> [Instruction] Will you extract the entries word for word? Images should not appear in the copy.

— Start —

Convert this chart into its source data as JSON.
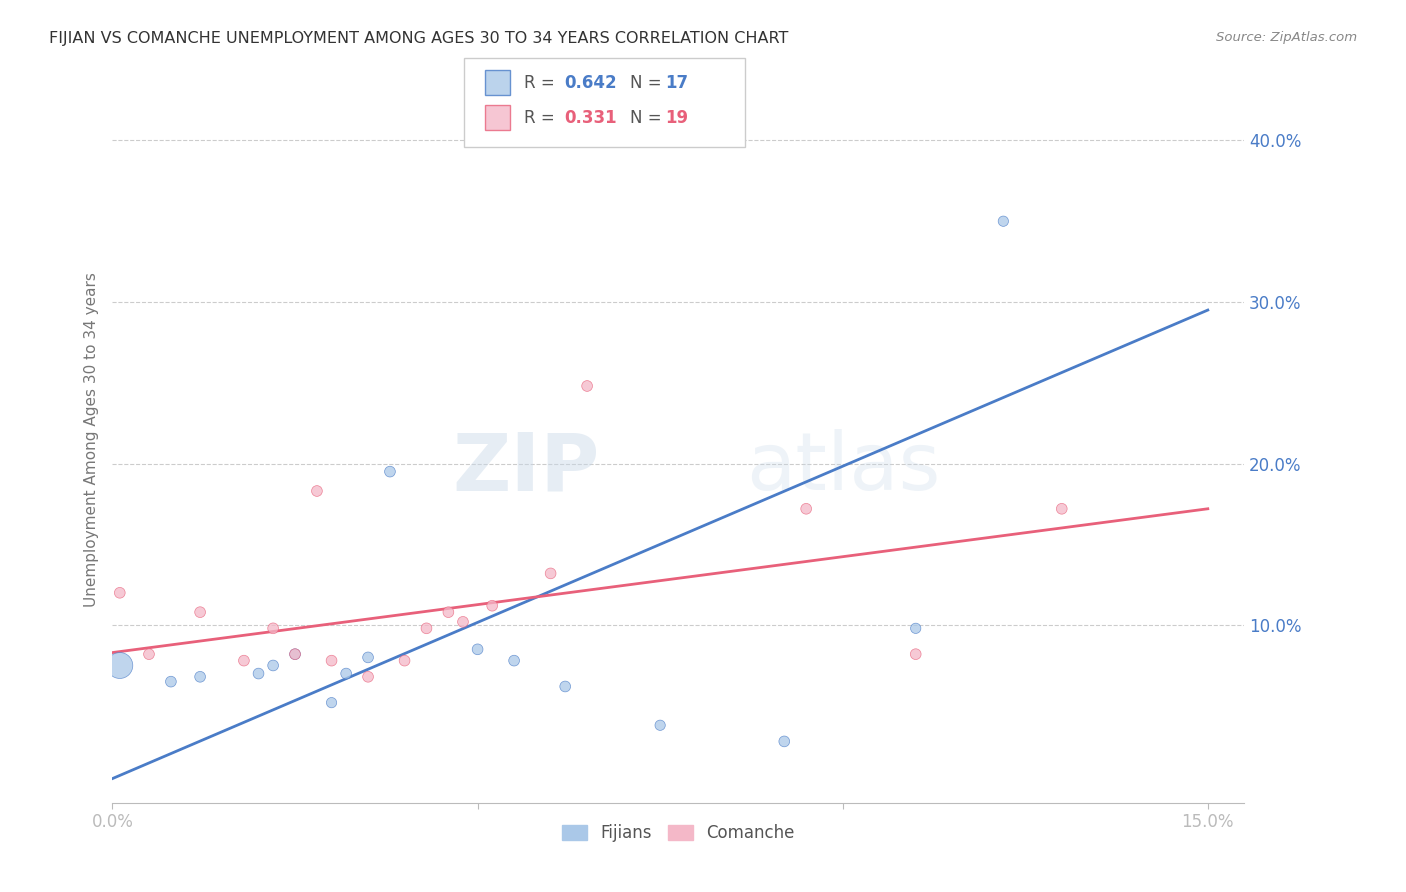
{
  "title": "FIJIAN VS COMANCHE UNEMPLOYMENT AMONG AGES 30 TO 34 YEARS CORRELATION CHART",
  "source": "Source: ZipAtlas.com",
  "ylabel": "Unemployment Among Ages 30 to 34 years",
  "xlim": [
    0.0,
    0.155
  ],
  "ylim": [
    -0.01,
    0.44
  ],
  "xticks": [
    0.0,
    0.05,
    0.1,
    0.15
  ],
  "xticklabels": [
    "0.0%",
    "",
    "",
    "15.0%"
  ],
  "yticks_right": [
    0.1,
    0.2,
    0.3,
    0.4
  ],
  "ytick_labels_right": [
    "10.0%",
    "20.0%",
    "30.0%",
    "40.0%"
  ],
  "background_color": "#ffffff",
  "grid_color": "#cccccc",
  "fijian_color": "#aac8e8",
  "comanche_color": "#f4b8c8",
  "fijian_line_color": "#4a7cc7",
  "comanche_line_color": "#e8607a",
  "legend_fijian_R": "0.642",
  "legend_fijian_N": "17",
  "legend_comanche_R": "0.331",
  "legend_comanche_N": "19",
  "watermark_text": "ZIP",
  "watermark_text2": "atlas",
  "fijian_x": [
    0.001,
    0.008,
    0.012,
    0.02,
    0.022,
    0.025,
    0.03,
    0.032,
    0.035,
    0.038,
    0.05,
    0.055,
    0.062,
    0.075,
    0.092,
    0.11,
    0.122
  ],
  "fijian_y": [
    0.075,
    0.065,
    0.068,
    0.07,
    0.075,
    0.082,
    0.052,
    0.07,
    0.08,
    0.195,
    0.085,
    0.078,
    0.062,
    0.038,
    0.028,
    0.098,
    0.35
  ],
  "fijian_size": [
    350,
    60,
    60,
    60,
    60,
    60,
    55,
    60,
    60,
    60,
    60,
    60,
    60,
    55,
    60,
    55,
    55
  ],
  "comanche_x": [
    0.001,
    0.005,
    0.012,
    0.018,
    0.022,
    0.025,
    0.028,
    0.03,
    0.035,
    0.04,
    0.043,
    0.046,
    0.048,
    0.052,
    0.06,
    0.065,
    0.095,
    0.11,
    0.13
  ],
  "comanche_y": [
    0.12,
    0.082,
    0.108,
    0.078,
    0.098,
    0.082,
    0.183,
    0.078,
    0.068,
    0.078,
    0.098,
    0.108,
    0.102,
    0.112,
    0.132,
    0.248,
    0.172,
    0.082,
    0.172
  ],
  "comanche_size": [
    60,
    60,
    60,
    60,
    60,
    60,
    60,
    60,
    60,
    60,
    60,
    60,
    60,
    60,
    60,
    60,
    60,
    60,
    60
  ],
  "fijian_trendline_x": [
    0.0,
    0.15
  ],
  "fijian_trendline_y": [
    0.005,
    0.295
  ],
  "comanche_trendline_x": [
    0.0,
    0.15
  ],
  "comanche_trendline_y": [
    0.083,
    0.172
  ]
}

— End —

> [Completed task]
Convert this chart into its source data as JSON.
{
  "title": "FIJIAN VS COMANCHE UNEMPLOYMENT AMONG AGES 30 TO 34 YEARS CORRELATION CHART",
  "source": "Source: ZipAtlas.com",
  "ylabel": "Unemployment Among Ages 30 to 34 years",
  "xlim": [
    0.0,
    0.155
  ],
  "ylim": [
    -0.01,
    0.44
  ],
  "xticks": [
    0.0,
    0.05,
    0.1,
    0.15
  ],
  "xticklabels": [
    "0.0%",
    "",
    "",
    "15.0%"
  ],
  "yticks_right": [
    0.1,
    0.2,
    0.3,
    0.4
  ],
  "ytick_labels_right": [
    "10.0%",
    "20.0%",
    "30.0%",
    "40.0%"
  ],
  "background_color": "#ffffff",
  "grid_color": "#cccccc",
  "fijian_color": "#aac8e8",
  "comanche_color": "#f4b8c8",
  "fijian_line_color": "#4a7cc7",
  "comanche_line_color": "#e8607a",
  "legend_fijian_R": "0.642",
  "legend_fijian_N": "17",
  "legend_comanche_R": "0.331",
  "legend_comanche_N": "19",
  "watermark_text": "ZIP",
  "watermark_text2": "atlas",
  "fijian_x": [
    0.001,
    0.008,
    0.012,
    0.02,
    0.022,
    0.025,
    0.03,
    0.032,
    0.035,
    0.038,
    0.05,
    0.055,
    0.062,
    0.075,
    0.092,
    0.11,
    0.122
  ],
  "fijian_y": [
    0.075,
    0.065,
    0.068,
    0.07,
    0.075,
    0.082,
    0.052,
    0.07,
    0.08,
    0.195,
    0.085,
    0.078,
    0.062,
    0.038,
    0.028,
    0.098,
    0.35
  ],
  "fijian_size": [
    350,
    60,
    60,
    60,
    60,
    60,
    55,
    60,
    60,
    60,
    60,
    60,
    60,
    55,
    60,
    55,
    55
  ],
  "comanche_x": [
    0.001,
    0.005,
    0.012,
    0.018,
    0.022,
    0.025,
    0.028,
    0.03,
    0.035,
    0.04,
    0.043,
    0.046,
    0.048,
    0.052,
    0.06,
    0.065,
    0.095,
    0.11,
    0.13
  ],
  "comanche_y": [
    0.12,
    0.082,
    0.108,
    0.078,
    0.098,
    0.082,
    0.183,
    0.078,
    0.068,
    0.078,
    0.098,
    0.108,
    0.102,
    0.112,
    0.132,
    0.248,
    0.172,
    0.082,
    0.172
  ],
  "comanche_size": [
    60,
    60,
    60,
    60,
    60,
    60,
    60,
    60,
    60,
    60,
    60,
    60,
    60,
    60,
    60,
    60,
    60,
    60,
    60
  ],
  "fijian_trendline_x": [
    0.0,
    0.15
  ],
  "fijian_trendline_y": [
    0.005,
    0.295
  ],
  "comanche_trendline_x": [
    0.0,
    0.15
  ],
  "comanche_trendline_y": [
    0.083,
    0.172
  ]
}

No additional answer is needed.